Lift out all lines below that contain "above".

** Start of RECORDS FOR THIS TASK **

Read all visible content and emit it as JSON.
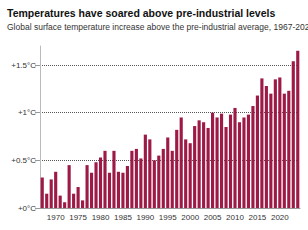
{
  "chart_data": {
    "type": "bar",
    "title": "Temperatures have soared above pre-industrial levels",
    "subtitle": "Global surface temperature increase above the pre-industrial average, 1967-2024",
    "categories": [
      null,
      null,
      null,
      "1970",
      null,
      null,
      null,
      null,
      "1975",
      null,
      null,
      null,
      null,
      "1980",
      null,
      null,
      null,
      null,
      "1985",
      null,
      null,
      null,
      null,
      "1990",
      null,
      null,
      null,
      null,
      "1995",
      null,
      null,
      null,
      null,
      "2000",
      null,
      null,
      null,
      null,
      "2005",
      null,
      null,
      null,
      null,
      "2010",
      null,
      null,
      null,
      null,
      "2015",
      null,
      null,
      null,
      null,
      "2020",
      null,
      null,
      null,
      null
    ],
    "values": [
      0.32,
      0.15,
      0.3,
      0.38,
      0.13,
      0.06,
      0.45,
      0.15,
      0.22,
      0.08,
      0.45,
      0.37,
      0.48,
      0.53,
      0.6,
      0.37,
      0.6,
      0.38,
      0.37,
      0.44,
      0.6,
      0.62,
      0.52,
      0.77,
      0.72,
      0.5,
      0.55,
      0.62,
      0.74,
      0.6,
      0.82,
      0.95,
      0.72,
      0.68,
      0.86,
      0.92,
      0.9,
      0.84,
      1.0,
      0.95,
      0.99,
      0.85,
      0.98,
      1.05,
      0.9,
      0.95,
      0.98,
      1.07,
      1.18,
      1.36,
      1.28,
      1.2,
      1.35,
      1.37,
      1.2,
      1.23,
      1.54,
      1.65
    ],
    "color": "#9c1a45",
    "ylim": [
      0,
      1.7
    ],
    "yticks": [
      {
        "value": 0,
        "label": "+0°C"
      },
      {
        "value": 0.5,
        "label": "+0.5°C"
      },
      {
        "value": 1,
        "label": "+1°C"
      },
      {
        "value": 1.5,
        "label": "+1.5°C"
      }
    ],
    "grid": true
  }
}
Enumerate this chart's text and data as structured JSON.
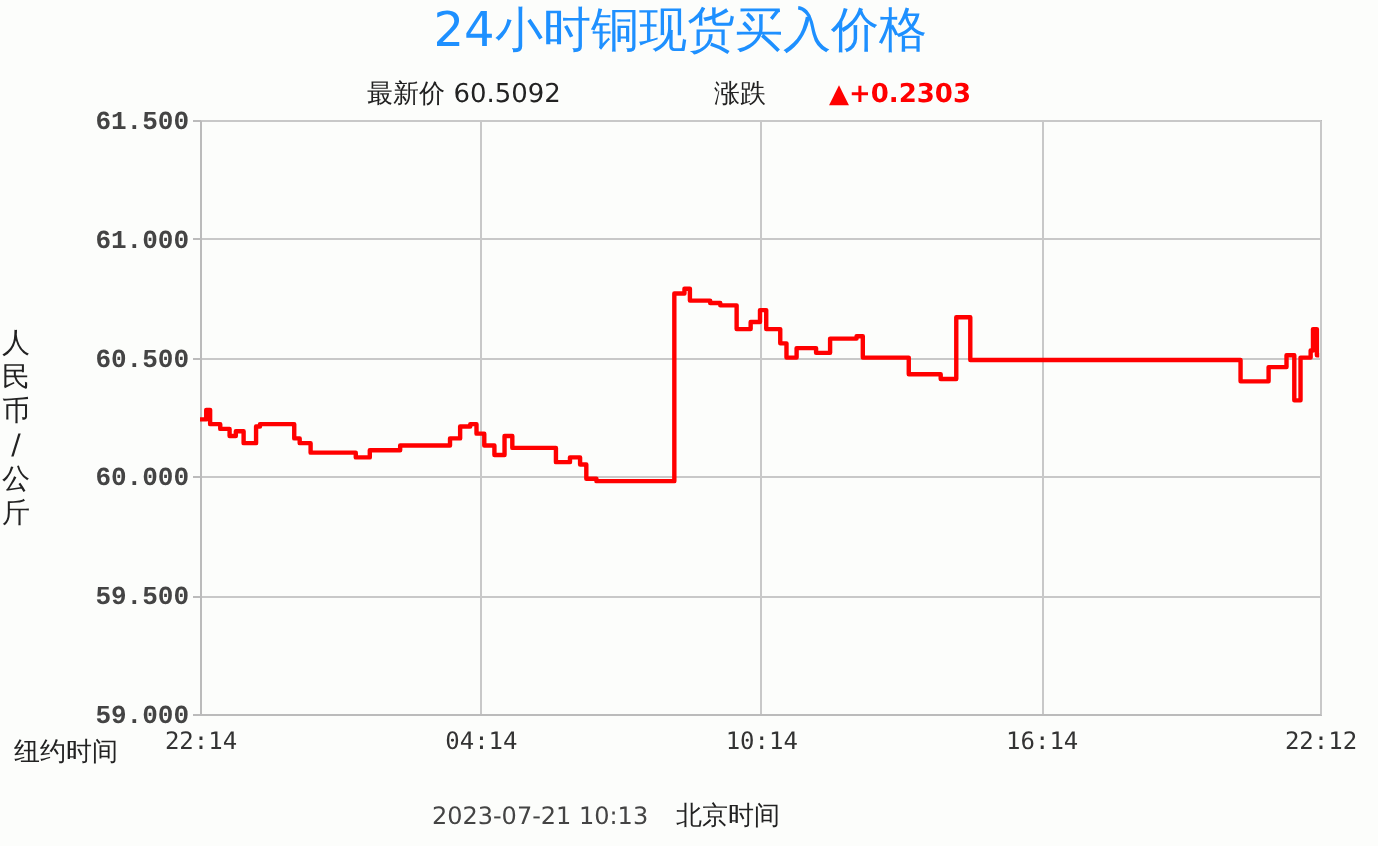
{
  "chart_data": {
    "type": "step",
    "title": "24小时铜现货买入价格",
    "subtitle": "最新价   60.5092",
    "xlabel": "纽约时间",
    "ylabel": "人民币/公斤",
    "annotations": [
      "涨跌",
      "▲+0.2303",
      "2023-07-21 10:13",
      "北京时间"
    ],
    "x": [
      "2023-07-19T22:14",
      "2023-07-19T22:22",
      "2023-07-19T22:27",
      "2023-07-19T22:40",
      "2023-07-19T22:52",
      "2023-07-19T23:00",
      "2023-07-19T23:10",
      "2023-07-19T23:26",
      "2023-07-19T23:31",
      "2023-07-19T23:57",
      "2023-07-20T00:15",
      "2023-07-20T00:22",
      "2023-07-20T00:36",
      "2023-07-20T01:01",
      "2023-07-20T01:34",
      "2023-07-20T01:52",
      "2023-07-20T02:31",
      "2023-07-20T03:22",
      "2023-07-20T03:35",
      "2023-07-20T03:48",
      "2023-07-20T04:01",
      "2023-07-20T04:09",
      "2023-07-20T04:19",
      "2023-07-20T04:32",
      "2023-07-20T04:45",
      "2023-07-20T04:55",
      "2023-07-20T05:18",
      "2023-07-20T05:51",
      "2023-07-20T06:09",
      "2023-07-20T06:22",
      "2023-07-20T06:30",
      "2023-07-20T06:43",
      "2023-07-20T08:18",
      "2023-07-20T08:23",
      "2023-07-20T08:36",
      "2023-07-20T08:43",
      "2023-07-20T09:09",
      "2023-07-20T09:22",
      "2023-07-20T09:43",
      "2023-07-20T10:01",
      "2023-07-20T10:13",
      "2023-07-20T10:21",
      "2023-07-20T10:39",
      "2023-07-20T10:47",
      "2023-07-20T11:00",
      "2023-07-20T11:25",
      "2023-07-20T11:43",
      "2023-07-20T12:17",
      "2023-07-20T12:25",
      "2023-07-20T13:24",
      "2023-07-20T14:05",
      "2023-07-20T14:25",
      "2023-07-20T14:43",
      "2023-07-20T20:22",
      "2023-07-20T20:30",
      "2023-07-20T21:06",
      "2023-07-20T21:29",
      "2023-07-20T21:39",
      "2023-07-20T21:47",
      "2023-07-20T22:00",
      "2023-07-20T22:03",
      "2023-07-20T22:08",
      "2023-07-20T22:11"
    ],
    "series": [
      {
        "color": "#ff0000",
        "values": [
          60.24,
          60.28,
          60.22,
          60.2,
          60.17,
          60.19,
          60.14,
          60.21,
          60.22,
          60.22,
          60.16,
          60.14,
          60.1,
          60.1,
          60.08,
          60.11,
          60.13,
          60.13,
          60.16,
          60.21,
          60.22,
          60.18,
          60.13,
          60.09,
          60.17,
          60.12,
          60.12,
          60.06,
          60.08,
          60.05,
          59.99,
          59.98,
          59.98,
          60.77,
          60.79,
          60.74,
          60.73,
          60.72,
          60.62,
          60.65,
          60.7,
          60.62,
          60.56,
          60.5,
          60.54,
          60.52,
          60.58,
          60.59,
          60.5,
          60.43,
          60.41,
          60.67,
          60.49,
          60.49,
          60.4,
          60.46,
          60.51,
          60.32,
          60.5,
          60.53,
          60.62,
          60.51,
          60.51
        ]
      }
    ],
    "xlim": [
      "2023-07-19T22:14",
      "2023-07-20T22:12"
    ],
    "xticks": [
      {
        "value": "2023-07-19T22:14",
        "label": "22:14"
      },
      {
        "value": "2023-07-20T04:14",
        "label": "04:14"
      },
      {
        "value": "2023-07-20T10:14",
        "label": "10:14"
      },
      {
        "value": "2023-07-20T16:14",
        "label": "16:14"
      },
      {
        "value": "2023-07-20T22:12",
        "label": "22:12"
      }
    ],
    "ylim": [
      59,
      61.5
    ],
    "yticks": [
      {
        "value": 59,
        "label": "59.000"
      },
      {
        "value": 59.5,
        "label": "59.500"
      },
      {
        "value": 60,
        "label": "60.000"
      },
      {
        "value": 60.5,
        "label": "60.500"
      },
      {
        "value": 61,
        "label": "61.000"
      },
      {
        "value": 61.5,
        "label": "61.500"
      }
    ],
    "grid": true,
    "line_style": "solid",
    "marker": "none"
  }
}
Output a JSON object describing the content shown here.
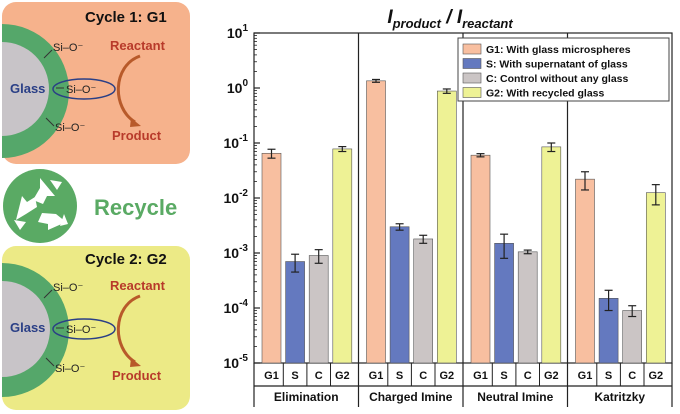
{
  "colors": {
    "cycle1_bg": "#f6b28c",
    "cycle2_bg": "#ecea86",
    "glass_core": "#c8c4c8",
    "glass_shell": "#55a76a",
    "recycle_green": "#5aaa64",
    "reactant_red": "#b83a2a",
    "glass_label": "#2a3f86",
    "G1": "#f8bfa0",
    "S": "#6479bf",
    "C": "#cbc5c5",
    "G2": "#eef295"
  },
  "schematic": {
    "cycle1_title": "Cycle 1: G1",
    "cycle2_title": "Cycle 2: G2",
    "recycle_label": "Recycle",
    "recycle_icon": "recycle-icon",
    "glass_label": "Glass",
    "reactant_label": "Reactant",
    "product_label": "Product",
    "silanol_groups": [
      "Si–O⁻",
      "Si–O⁻",
      "Si–O⁻"
    ]
  },
  "chart_data": {
    "type": "bar",
    "title": "I_product / I_reactant",
    "title_main_1": "I",
    "title_sub_1": "product",
    "title_sep": " / ",
    "title_main_2": "I",
    "title_sub_2": "reactant",
    "yscale": "log",
    "ylim": [
      1e-05,
      10
    ],
    "yticks": [
      {
        "value": 10,
        "base": "10",
        "exp": "1"
      },
      {
        "value": 1,
        "base": "10",
        "exp": "0"
      },
      {
        "value": 0.1,
        "base": "10",
        "exp": "-1"
      },
      {
        "value": 0.01,
        "base": "10",
        "exp": "-2"
      },
      {
        "value": 0.001,
        "base": "10",
        "exp": "-3"
      },
      {
        "value": 0.0001,
        "base": "10",
        "exp": "-4"
      },
      {
        "value": 1e-05,
        "base": "10",
        "exp": "-5"
      }
    ],
    "groups": [
      "Elimination",
      "Charged Imine",
      "Neutral Imine",
      "Katritzky"
    ],
    "categories": [
      "G1",
      "S",
      "C",
      "G2"
    ],
    "series": [
      {
        "key": "G1",
        "name": "G1: With glass microspheres",
        "values": [
          0.065,
          1.35,
          0.06,
          0.022
        ],
        "err": [
          0.012,
          0.08,
          0.004,
          0.008
        ]
      },
      {
        "key": "S",
        "name": "S: With supernatant of glass",
        "values": [
          0.0007,
          0.003,
          0.0015,
          0.00015
        ],
        "err": [
          0.00025,
          0.0004,
          0.0007,
          6e-05
        ]
      },
      {
        "key": "C",
        "name": "C: Control without any glass",
        "values": [
          0.0009,
          0.0018,
          0.00105,
          9e-05
        ],
        "err": [
          0.00025,
          0.0003,
          8e-05,
          2e-05
        ]
      },
      {
        "key": "G2",
        "name": "G2: With recycled glass",
        "values": [
          0.078,
          0.88,
          0.085,
          0.0125
        ],
        "err": [
          0.008,
          0.08,
          0.015,
          0.005
        ]
      }
    ],
    "legend_position": "top-right"
  }
}
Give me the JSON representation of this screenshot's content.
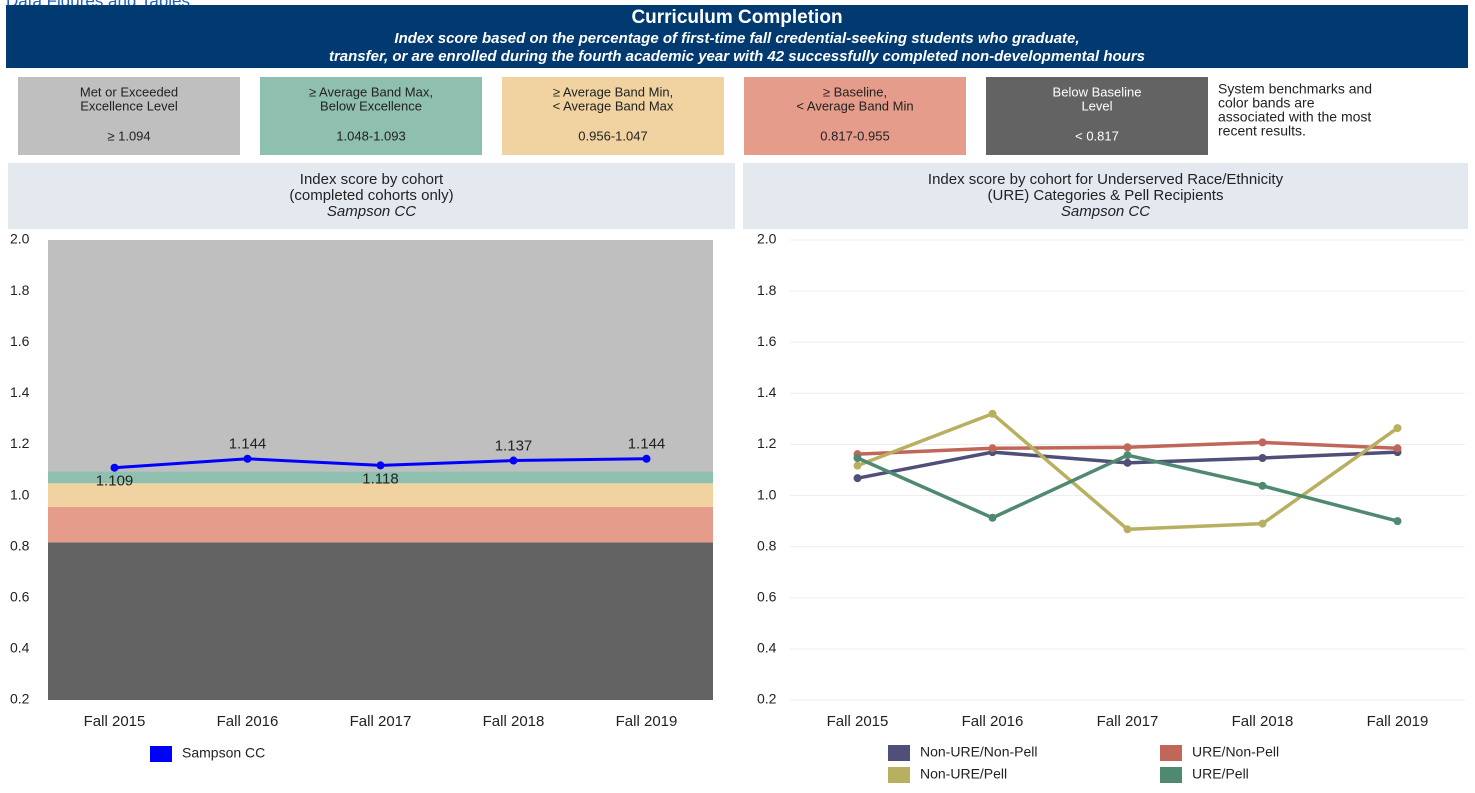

** End of RECORDS FOR THIS TASK **

TASK OUTPUT »
    "title": "Temperatures have soared above pre-industrial levels",
    "subtitle": "Global surface temperature increase above the pre-industrial average, 1967-2024",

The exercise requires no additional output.